Saved entries
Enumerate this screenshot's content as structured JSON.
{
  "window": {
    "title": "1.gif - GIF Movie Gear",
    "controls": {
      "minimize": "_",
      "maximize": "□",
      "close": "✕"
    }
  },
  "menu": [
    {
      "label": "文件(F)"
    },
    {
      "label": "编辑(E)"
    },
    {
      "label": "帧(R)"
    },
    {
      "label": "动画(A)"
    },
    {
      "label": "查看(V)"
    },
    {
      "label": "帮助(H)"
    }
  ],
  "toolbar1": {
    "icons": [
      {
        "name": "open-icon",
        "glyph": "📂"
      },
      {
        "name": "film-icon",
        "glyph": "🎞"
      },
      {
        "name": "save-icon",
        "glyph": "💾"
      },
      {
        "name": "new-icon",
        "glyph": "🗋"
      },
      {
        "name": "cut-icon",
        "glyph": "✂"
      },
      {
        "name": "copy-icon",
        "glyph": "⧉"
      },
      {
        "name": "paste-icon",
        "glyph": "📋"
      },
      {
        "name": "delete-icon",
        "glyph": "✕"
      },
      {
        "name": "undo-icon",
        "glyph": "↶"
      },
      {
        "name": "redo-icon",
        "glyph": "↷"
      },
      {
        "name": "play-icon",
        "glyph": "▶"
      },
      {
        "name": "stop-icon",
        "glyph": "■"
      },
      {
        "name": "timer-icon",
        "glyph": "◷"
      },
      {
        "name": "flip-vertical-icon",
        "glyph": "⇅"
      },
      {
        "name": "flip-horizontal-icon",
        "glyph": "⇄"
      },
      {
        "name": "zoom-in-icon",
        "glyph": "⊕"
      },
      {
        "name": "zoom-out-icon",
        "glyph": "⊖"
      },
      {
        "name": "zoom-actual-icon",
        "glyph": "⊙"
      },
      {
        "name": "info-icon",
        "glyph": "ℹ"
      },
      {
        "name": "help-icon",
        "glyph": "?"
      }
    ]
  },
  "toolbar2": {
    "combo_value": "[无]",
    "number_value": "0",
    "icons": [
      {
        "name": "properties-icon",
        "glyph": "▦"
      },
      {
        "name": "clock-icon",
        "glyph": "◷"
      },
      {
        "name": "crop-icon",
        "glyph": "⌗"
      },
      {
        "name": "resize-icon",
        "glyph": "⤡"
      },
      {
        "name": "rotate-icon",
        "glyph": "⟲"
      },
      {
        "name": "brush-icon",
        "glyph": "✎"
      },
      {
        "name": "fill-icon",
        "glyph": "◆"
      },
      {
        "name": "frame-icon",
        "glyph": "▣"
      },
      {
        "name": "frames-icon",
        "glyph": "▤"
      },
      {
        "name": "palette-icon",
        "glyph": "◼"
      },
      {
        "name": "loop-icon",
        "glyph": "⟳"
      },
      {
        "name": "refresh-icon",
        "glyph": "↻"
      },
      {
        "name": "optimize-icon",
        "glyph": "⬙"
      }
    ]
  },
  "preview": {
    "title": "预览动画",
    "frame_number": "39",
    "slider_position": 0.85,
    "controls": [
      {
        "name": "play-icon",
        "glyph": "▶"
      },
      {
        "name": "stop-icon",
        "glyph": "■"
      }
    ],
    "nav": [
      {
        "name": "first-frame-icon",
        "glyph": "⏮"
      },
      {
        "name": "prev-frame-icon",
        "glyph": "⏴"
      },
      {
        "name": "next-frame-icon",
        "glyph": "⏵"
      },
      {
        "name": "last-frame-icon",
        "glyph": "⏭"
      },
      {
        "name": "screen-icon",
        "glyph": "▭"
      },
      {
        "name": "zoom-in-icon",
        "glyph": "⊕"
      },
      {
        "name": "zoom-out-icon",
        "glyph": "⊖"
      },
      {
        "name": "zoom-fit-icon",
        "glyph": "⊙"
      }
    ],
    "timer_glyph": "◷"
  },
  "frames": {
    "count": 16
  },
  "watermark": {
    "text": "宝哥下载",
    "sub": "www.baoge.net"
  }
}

- _Requirements_: For the data above, state how many lines contain "label"; the number is the whole answer.

- _Task solution_: 6